#### Task requirements
Collect every line in the records below that contains the word "source".

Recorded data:

►

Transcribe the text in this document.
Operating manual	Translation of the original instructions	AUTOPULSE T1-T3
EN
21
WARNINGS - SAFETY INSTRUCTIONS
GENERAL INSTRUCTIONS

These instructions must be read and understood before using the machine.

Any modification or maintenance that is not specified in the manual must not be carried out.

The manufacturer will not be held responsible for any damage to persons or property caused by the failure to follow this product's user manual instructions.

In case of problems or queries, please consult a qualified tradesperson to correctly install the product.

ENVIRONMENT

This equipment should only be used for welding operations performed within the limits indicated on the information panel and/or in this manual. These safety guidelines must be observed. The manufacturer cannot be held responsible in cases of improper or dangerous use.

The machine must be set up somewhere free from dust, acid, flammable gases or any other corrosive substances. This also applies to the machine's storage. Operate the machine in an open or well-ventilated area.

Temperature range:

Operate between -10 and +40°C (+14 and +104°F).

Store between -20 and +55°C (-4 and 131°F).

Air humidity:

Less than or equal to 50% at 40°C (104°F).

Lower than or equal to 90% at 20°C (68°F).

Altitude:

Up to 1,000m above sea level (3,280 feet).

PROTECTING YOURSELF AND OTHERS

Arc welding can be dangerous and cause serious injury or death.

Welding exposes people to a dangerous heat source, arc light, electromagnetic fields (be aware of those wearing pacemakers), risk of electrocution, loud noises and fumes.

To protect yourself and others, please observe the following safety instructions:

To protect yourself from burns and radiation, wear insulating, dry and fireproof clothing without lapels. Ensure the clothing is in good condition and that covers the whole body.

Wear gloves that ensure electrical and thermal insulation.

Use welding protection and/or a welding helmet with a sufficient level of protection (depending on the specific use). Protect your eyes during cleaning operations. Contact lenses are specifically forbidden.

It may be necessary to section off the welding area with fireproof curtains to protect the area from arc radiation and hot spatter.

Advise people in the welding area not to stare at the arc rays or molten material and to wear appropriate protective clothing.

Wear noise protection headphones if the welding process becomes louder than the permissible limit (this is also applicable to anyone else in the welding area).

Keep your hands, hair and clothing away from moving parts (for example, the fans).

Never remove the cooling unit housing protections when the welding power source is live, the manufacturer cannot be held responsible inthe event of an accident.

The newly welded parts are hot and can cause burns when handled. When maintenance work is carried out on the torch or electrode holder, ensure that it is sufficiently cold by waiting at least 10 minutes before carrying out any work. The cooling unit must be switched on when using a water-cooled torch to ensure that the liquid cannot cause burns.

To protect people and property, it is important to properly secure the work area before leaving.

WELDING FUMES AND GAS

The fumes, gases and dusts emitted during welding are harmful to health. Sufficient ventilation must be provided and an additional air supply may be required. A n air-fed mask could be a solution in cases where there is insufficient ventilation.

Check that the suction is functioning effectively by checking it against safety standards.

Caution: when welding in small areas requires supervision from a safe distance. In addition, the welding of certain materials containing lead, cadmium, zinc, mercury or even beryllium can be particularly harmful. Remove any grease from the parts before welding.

◄

#### Exercise output
Welding exposes people to a dangerous heat source, arc light, electromagnetic fields (be aware of those wearing pacemakers), risk of electrocution, loud noises and fumes.
Never remove the cooling unit housing protections when the welding power source is live, the manufacturer cannot be held responsible inthe event of an accident.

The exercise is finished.